Task to carry out:
Reproduce the entries below unchanged, except that every occurrence of "semi-reclined" is swapped for "partially reclined".

━━━━━━━━━━━━━━━━━━━━

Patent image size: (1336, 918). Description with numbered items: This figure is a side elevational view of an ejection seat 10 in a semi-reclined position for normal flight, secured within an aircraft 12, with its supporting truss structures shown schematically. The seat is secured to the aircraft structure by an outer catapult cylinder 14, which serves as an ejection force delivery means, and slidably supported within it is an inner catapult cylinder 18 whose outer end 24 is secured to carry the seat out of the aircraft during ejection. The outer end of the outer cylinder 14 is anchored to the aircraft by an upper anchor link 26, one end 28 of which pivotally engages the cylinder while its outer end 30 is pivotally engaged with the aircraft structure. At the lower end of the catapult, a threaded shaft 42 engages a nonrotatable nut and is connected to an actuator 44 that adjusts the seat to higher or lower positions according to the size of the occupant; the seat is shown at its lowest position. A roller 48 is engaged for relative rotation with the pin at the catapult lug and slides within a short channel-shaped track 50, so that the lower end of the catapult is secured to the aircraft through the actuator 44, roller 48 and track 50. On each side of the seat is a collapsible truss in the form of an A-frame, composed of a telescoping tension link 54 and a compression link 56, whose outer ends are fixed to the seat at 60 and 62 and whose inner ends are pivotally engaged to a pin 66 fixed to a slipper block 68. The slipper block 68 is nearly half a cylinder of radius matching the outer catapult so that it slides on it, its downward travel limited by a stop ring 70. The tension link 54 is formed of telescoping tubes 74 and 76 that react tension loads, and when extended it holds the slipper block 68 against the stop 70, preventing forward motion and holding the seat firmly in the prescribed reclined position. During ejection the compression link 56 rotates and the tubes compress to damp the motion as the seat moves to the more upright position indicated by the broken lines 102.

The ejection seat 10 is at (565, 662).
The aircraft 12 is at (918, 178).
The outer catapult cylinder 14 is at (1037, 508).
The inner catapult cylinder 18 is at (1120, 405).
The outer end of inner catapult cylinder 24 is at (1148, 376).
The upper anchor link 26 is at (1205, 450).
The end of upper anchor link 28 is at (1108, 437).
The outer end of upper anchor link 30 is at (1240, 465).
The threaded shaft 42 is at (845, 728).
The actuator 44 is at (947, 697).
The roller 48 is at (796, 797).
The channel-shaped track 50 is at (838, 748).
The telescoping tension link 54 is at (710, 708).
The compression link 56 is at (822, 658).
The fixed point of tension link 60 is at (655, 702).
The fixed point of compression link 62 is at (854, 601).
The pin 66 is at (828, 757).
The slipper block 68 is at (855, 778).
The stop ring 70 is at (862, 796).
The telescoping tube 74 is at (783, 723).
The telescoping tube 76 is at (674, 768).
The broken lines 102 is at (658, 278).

━━━━━━━━━━━━━━━━━━━━

Result for this exercise:
Patent image size: (1336, 918). Description with numbered items: This figure is a side elevational view of an ejection seat 10 in a partially reclined position for normal flight, secured within an aircraft 12, with its supporting truss structures shown schematically. The seat is secured to the aircraft structure by an outer catapult cylinder 14, which serves as an ejection force delivery means, and slidably supported within it is an inner catapult cylinder 18 whose outer end 24 is secured to carry the seat out of the aircraft during ejection. The outer end of the outer cylinder 14 is anchored to the aircraft by an upper anchor link 26, one end 28 of which pivotally engages the cylinder while its outer end 30 is pivotally engaged with the aircraft structure. At the lower end of the catapult, a threaded shaft 42 engages a nonrotatable nut and is connected to an actuator 44 that adjusts the seat to higher or lower positions according to the size of the occupant; the seat is shown at its lowest position. A roller 48 is engaged for relative rotation with the pin at the catapult lug and slides within a short channel-shaped track 50, so that the lower end of the catapult is secured to the aircraft through the actuator 44, roller 48 and track 50. On each side of the seat is a collapsible truss in the form of an A-frame, composed of a telescoping tension link 54 and a compression link 56, whose outer ends are fixed to the seat at 60 and 62 and whose inner ends are pivotally engaged to a pin 66 fixed to a slipper block 68. The slipper block 68 is nearly half a cylinder of radius matching the outer catapult so that it slides on it, its downward travel limited by a stop ring 70. The tension link 54 is formed of telescoping tubes 74 and 76 that react tension loads, and when extended it holds the slipper block 68 against the stop 70, preventing forward motion and holding the seat firmly in the prescribed reclined position. During ejection the compression link 56 rotates and the tubes compress to damp the motion as the seat moves to the more upright position indicated by the broken lines 102.

The ejection seat 10 is at (565, 662).
The aircraft 12 is at (918, 178).
The outer catapult cylinder 14 is at (1037, 508).
The inner catapult cylinder 18 is at (1120, 405).
The outer end of inner catapult cylinder 24 is at (1148, 376).
The upper anchor link 26 is at (1205, 450).
The end of upper anchor link 28 is at (1108, 437).
The outer end of upper anchor link 30 is at (1240, 465).
The threaded shaft 42 is at (845, 728).
The actuator 44 is at (947, 697).
The roller 48 is at (796, 797).
The channel-shaped track 50 is at (838, 748).
The telescoping tension link 54 is at (710, 708).
The compression link 56 is at (822, 658).
The fixed point of tension link 60 is at (655, 702).
The fixed point of compression link 62 is at (854, 601).
The pin 66 is at (828, 757).
The slipper block 68 is at (855, 778).
The stop ring 70 is at (862, 796).
The telescoping tube 74 is at (783, 723).
The telescoping tube 76 is at (674, 768).
The broken lines 102 is at (658, 278).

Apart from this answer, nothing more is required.